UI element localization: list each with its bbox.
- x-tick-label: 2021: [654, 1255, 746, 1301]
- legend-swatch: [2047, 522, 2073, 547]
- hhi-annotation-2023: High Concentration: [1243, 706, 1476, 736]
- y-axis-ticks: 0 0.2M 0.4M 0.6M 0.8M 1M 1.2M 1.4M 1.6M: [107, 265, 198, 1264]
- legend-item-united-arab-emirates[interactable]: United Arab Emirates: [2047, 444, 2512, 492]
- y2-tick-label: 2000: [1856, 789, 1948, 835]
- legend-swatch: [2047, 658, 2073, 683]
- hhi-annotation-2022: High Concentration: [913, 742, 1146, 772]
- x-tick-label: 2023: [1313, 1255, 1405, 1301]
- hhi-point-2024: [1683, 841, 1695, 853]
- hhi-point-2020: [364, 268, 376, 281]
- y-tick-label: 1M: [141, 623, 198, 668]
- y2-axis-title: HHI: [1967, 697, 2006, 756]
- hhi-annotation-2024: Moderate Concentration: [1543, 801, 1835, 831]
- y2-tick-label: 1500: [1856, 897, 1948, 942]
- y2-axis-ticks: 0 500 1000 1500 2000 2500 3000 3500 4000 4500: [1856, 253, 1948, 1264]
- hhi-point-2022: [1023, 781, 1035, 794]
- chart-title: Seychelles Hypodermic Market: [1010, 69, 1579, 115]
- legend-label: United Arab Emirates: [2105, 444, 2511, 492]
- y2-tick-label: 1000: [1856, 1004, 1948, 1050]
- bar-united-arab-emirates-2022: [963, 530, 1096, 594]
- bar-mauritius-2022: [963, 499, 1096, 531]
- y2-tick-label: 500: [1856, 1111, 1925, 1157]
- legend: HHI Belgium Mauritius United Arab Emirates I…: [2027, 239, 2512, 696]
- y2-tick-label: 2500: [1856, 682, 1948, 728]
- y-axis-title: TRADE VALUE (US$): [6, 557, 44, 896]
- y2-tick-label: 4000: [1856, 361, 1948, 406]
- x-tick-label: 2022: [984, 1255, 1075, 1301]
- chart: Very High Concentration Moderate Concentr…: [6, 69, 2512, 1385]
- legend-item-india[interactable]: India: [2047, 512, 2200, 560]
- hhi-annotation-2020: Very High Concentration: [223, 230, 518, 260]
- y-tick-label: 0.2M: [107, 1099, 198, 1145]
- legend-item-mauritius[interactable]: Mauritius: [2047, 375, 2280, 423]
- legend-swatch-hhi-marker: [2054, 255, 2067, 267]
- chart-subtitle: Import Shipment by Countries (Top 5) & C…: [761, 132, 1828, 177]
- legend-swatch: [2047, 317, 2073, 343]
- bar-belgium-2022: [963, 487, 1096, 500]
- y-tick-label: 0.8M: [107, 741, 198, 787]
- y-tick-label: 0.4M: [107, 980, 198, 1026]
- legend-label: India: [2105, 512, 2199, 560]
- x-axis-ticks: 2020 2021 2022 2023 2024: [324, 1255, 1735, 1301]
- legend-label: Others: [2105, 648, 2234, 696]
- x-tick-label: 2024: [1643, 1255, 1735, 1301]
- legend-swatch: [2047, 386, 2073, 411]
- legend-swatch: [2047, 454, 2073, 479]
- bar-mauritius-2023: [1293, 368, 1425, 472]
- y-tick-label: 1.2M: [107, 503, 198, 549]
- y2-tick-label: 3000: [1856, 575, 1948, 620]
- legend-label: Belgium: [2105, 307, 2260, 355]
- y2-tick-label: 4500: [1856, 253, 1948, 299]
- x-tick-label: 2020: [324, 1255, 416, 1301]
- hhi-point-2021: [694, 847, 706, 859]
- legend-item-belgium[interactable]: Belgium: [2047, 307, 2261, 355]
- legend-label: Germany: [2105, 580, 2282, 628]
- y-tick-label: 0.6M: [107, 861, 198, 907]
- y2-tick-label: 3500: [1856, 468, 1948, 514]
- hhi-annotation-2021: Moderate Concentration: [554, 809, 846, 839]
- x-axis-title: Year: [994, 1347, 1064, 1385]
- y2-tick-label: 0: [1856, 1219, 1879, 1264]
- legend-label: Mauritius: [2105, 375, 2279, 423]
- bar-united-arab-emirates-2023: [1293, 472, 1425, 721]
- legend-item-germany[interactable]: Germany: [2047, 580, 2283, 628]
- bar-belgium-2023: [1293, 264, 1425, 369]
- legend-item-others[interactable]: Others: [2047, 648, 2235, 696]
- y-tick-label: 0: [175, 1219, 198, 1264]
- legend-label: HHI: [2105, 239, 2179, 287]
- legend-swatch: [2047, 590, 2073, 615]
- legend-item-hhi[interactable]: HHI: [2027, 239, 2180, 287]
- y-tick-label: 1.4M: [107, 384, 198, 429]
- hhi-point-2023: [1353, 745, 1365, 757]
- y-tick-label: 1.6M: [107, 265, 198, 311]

- - -

● TASK TO CARRY OUT
Rewrite the records with "Hypodermic Market" replaced by "Syringe Market", keeping everything else unchanged.

● FINISHED TASK
UI element localization: list each with its bbox.
- x-tick-label: 2021: [654, 1255, 746, 1301]
- legend-swatch: [2047, 522, 2073, 547]
- hhi-annotation-2023: High Concentration: [1243, 706, 1476, 736]
- y-axis-ticks: 0 0.2M 0.4M 0.6M 0.8M 1M 1.2M 1.4M 1.6M: [107, 265, 198, 1264]
- legend-item-united-arab-emirates[interactable]: United Arab Emirates: [2047, 444, 2512, 492]
- y2-tick-label: 2000: [1856, 789, 1948, 835]
- legend-swatch: [2047, 658, 2073, 683]
- hhi-annotation-2022: High Concentration: [913, 742, 1146, 772]
- x-tick-label: 2023: [1313, 1255, 1405, 1301]
- hhi-point-2024: [1683, 841, 1695, 853]
- hhi-point-2020: [364, 268, 376, 281]
- y-tick-label: 1M: [141, 623, 198, 668]
- y2-axis-title: HHI: [1967, 697, 2006, 756]
- hhi-annotation-2024: Moderate Concentration: [1543, 801, 1835, 831]
- y2-tick-label: 1500: [1856, 897, 1948, 942]
- y2-axis-ticks: 0 500 1000 1500 2000 2500 3000 3500 4000 4500: [1856, 253, 1948, 1264]
- hhi-point-2022: [1023, 781, 1035, 794]
- chart-title: Seychelles Syringe Market: [1010, 69, 1579, 115]
- legend-label: United Arab Emirates: [2105, 444, 2511, 492]
- y2-tick-label: 1000: [1856, 1004, 1948, 1050]
- bar-united-arab-emirates-2022: [963, 530, 1096, 594]
- bar-mauritius-2022: [963, 499, 1096, 531]
- y2-tick-label: 500: [1856, 1111, 1925, 1157]
- legend: HHI Belgium Mauritius United Arab Emirates I…: [2027, 239, 2512, 696]
- y2-tick-label: 2500: [1856, 682, 1948, 728]
- y-axis-title: TRADE VALUE (US$): [6, 557, 44, 896]
- y2-tick-label: 4000: [1856, 361, 1948, 406]
- x-tick-label: 2022: [984, 1255, 1075, 1301]
- chart: Very High Concentration Moderate Concentr…: [6, 69, 2512, 1385]
- legend-item-india[interactable]: India: [2047, 512, 2200, 560]
- hhi-annotation-2020: Very High Concentration: [223, 230, 518, 260]
- y-tick-label: 0.2M: [107, 1099, 198, 1145]
- legend-item-mauritius[interactable]: Mauritius: [2047, 375, 2280, 423]
- legend-swatch-hhi-marker: [2054, 255, 2067, 267]
- chart-subtitle: Import Shipment by Countries (Top 5) & C…: [761, 132, 1828, 177]
- legend-swatch: [2047, 317, 2073, 343]
- bar-belgium-2022: [963, 487, 1096, 500]
- y-tick-label: 0.8M: [107, 741, 198, 787]
- y-tick-label: 0.4M: [107, 980, 198, 1026]
- legend-label: India: [2105, 512, 2199, 560]
- x-axis-ticks: 2020 2021 2022 2023 2024: [324, 1255, 1735, 1301]
- legend-label: Others: [2105, 648, 2234, 696]
- x-tick-label: 2024: [1643, 1255, 1735, 1301]
- legend-swatch: [2047, 386, 2073, 411]
- legend-swatch: [2047, 454, 2073, 479]
- bar-mauritius-2023: [1293, 368, 1425, 472]
- y-tick-label: 1.2M: [107, 503, 198, 549]
- y2-tick-label: 3000: [1856, 575, 1948, 620]
- legend-label: Belgium: [2105, 307, 2260, 355]
- y2-tick-label: 4500: [1856, 253, 1948, 299]
- x-tick-label: 2020: [324, 1255, 416, 1301]
- hhi-point-2021: [694, 847, 706, 859]
- legend-item-belgium[interactable]: Belgium: [2047, 307, 2261, 355]
- legend-label: Germany: [2105, 580, 2282, 628]
- y-tick-label: 0.6M: [107, 861, 198, 907]
- y2-tick-label: 3500: [1856, 468, 1948, 514]
- hhi-annotation-2021: Moderate Concentration: [554, 809, 846, 839]
- x-axis-title: Year: [994, 1347, 1064, 1385]
- y2-tick-label: 0: [1856, 1219, 1879, 1264]
- legend-label: Mauritius: [2105, 375, 2279, 423]
- bar-united-arab-emirates-2023: [1293, 472, 1425, 721]
- legend-item-germany[interactable]: Germany: [2047, 580, 2283, 628]
- bar-belgium-2023: [1293, 264, 1425, 369]
- legend-item-others[interactable]: Others: [2047, 648, 2235, 696]
- y-tick-label: 0: [175, 1219, 198, 1264]
- legend-label: HHI: [2105, 239, 2179, 287]
- legend-swatch: [2047, 590, 2073, 615]
- legend-item-hhi[interactable]: HHI: [2027, 239, 2180, 287]
- y-tick-label: 1.4M: [107, 384, 198, 429]
- hhi-point-2023: [1353, 745, 1365, 757]
- y-tick-label: 1.6M: [107, 265, 198, 311]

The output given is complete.